DIRECTIONS: Identify each line in the records below that contains the word "Representative", and copy it.

━━━━━ DATA TO USE

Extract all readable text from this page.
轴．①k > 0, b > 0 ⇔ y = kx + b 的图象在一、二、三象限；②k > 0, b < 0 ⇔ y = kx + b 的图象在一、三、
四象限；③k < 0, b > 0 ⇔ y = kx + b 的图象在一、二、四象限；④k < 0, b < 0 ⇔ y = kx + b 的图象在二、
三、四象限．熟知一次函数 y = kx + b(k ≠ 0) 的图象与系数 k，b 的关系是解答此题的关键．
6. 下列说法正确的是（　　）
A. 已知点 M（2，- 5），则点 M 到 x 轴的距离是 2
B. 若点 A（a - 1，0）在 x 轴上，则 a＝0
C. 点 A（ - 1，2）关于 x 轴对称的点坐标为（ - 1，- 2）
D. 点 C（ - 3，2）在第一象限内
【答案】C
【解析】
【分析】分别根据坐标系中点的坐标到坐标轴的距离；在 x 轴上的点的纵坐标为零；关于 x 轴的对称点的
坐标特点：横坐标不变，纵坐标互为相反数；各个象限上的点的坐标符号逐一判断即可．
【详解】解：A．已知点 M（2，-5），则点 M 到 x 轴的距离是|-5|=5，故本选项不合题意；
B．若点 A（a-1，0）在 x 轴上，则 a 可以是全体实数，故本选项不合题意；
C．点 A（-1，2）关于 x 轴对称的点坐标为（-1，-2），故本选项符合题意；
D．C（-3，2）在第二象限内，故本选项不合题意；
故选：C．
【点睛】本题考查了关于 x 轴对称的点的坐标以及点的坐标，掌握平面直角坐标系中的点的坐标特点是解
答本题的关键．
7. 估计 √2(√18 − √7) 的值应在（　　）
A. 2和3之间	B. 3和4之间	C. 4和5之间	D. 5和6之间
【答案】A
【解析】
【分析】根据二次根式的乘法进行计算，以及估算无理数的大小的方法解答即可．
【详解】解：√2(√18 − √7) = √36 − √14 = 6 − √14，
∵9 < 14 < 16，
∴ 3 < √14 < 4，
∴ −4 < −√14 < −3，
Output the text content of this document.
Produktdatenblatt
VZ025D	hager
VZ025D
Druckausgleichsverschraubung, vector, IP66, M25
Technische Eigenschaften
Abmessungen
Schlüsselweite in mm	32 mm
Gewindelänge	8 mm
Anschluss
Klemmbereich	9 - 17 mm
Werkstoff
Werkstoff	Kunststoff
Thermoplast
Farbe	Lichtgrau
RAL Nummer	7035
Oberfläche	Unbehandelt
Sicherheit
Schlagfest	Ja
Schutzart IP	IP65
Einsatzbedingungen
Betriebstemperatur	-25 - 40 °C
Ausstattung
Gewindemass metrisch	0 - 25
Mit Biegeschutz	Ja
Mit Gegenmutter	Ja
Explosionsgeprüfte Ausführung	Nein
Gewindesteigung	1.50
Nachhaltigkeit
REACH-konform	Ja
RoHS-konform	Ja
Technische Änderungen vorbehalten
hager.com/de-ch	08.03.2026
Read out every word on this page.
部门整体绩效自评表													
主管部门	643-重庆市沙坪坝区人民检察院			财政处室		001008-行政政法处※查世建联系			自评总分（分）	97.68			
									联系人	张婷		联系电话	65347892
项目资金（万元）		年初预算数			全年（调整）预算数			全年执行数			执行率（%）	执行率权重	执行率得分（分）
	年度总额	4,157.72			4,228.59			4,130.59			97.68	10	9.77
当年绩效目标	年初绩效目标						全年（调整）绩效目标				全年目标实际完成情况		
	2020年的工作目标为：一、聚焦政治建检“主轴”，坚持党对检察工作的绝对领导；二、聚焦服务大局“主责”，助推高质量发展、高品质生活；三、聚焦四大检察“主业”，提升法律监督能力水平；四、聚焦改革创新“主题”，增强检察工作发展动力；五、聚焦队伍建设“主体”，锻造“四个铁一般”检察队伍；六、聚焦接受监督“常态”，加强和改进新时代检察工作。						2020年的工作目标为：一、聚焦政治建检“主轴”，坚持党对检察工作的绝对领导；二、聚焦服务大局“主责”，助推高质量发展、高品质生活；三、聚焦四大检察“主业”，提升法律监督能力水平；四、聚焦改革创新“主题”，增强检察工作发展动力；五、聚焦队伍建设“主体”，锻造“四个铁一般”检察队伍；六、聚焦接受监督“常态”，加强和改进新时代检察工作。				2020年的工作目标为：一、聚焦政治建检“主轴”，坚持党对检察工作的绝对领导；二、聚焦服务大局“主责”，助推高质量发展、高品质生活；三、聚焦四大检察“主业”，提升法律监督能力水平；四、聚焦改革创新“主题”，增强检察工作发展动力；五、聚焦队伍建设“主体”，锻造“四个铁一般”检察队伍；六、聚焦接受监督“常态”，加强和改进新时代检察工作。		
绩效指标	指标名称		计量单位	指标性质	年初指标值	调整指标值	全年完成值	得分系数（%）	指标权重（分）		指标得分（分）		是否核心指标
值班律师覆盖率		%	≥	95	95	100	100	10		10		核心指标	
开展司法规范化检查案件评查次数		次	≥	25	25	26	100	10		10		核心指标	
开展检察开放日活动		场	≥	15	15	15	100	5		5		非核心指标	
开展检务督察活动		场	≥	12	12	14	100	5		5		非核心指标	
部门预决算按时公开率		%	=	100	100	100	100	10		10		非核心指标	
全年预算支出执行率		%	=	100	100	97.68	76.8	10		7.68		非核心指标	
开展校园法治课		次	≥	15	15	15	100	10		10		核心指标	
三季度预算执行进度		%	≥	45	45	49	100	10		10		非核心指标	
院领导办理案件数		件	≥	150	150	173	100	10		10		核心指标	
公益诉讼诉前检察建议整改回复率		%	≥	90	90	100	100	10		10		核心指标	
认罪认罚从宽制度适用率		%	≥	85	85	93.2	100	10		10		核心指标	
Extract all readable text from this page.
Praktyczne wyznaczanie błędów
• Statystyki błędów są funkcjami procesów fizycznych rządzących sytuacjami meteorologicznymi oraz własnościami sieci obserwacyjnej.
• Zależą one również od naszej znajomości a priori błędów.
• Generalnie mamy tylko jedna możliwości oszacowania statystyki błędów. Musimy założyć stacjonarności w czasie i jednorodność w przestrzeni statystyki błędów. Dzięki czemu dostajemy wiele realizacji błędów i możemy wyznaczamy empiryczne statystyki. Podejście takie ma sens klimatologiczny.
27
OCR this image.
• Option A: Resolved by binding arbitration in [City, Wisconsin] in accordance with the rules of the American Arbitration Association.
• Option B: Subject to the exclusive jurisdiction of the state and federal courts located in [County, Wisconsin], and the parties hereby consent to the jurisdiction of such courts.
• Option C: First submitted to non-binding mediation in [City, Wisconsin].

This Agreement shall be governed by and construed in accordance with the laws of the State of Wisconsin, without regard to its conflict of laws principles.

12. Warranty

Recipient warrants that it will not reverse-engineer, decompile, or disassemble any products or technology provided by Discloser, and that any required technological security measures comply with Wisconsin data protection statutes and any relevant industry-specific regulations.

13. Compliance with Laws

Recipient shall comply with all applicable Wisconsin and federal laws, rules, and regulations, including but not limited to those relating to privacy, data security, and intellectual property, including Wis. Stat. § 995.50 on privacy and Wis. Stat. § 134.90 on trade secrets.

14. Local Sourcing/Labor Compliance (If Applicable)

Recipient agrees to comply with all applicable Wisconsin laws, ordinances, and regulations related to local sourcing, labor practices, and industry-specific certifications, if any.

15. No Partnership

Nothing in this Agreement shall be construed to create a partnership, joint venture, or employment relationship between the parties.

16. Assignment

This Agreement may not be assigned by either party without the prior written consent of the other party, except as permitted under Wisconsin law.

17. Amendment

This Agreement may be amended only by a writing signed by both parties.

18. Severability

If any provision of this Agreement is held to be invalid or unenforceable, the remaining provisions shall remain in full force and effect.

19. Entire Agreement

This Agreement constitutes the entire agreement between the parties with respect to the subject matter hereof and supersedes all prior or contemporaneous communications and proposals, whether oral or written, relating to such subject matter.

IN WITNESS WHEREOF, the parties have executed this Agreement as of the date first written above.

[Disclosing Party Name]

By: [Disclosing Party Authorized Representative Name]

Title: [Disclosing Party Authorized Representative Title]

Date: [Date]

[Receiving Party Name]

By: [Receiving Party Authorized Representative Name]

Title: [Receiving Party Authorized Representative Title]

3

━━━━━━━━━━

EXPECTED OUTPUT:
By: [Disclosing Party Authorized Representative Name]
Title: [Disclosing Party Authorized Representative Title]
By: [Receiving Party Authorized Representative Name]
Title: [Receiving Party Authorized Representative Title]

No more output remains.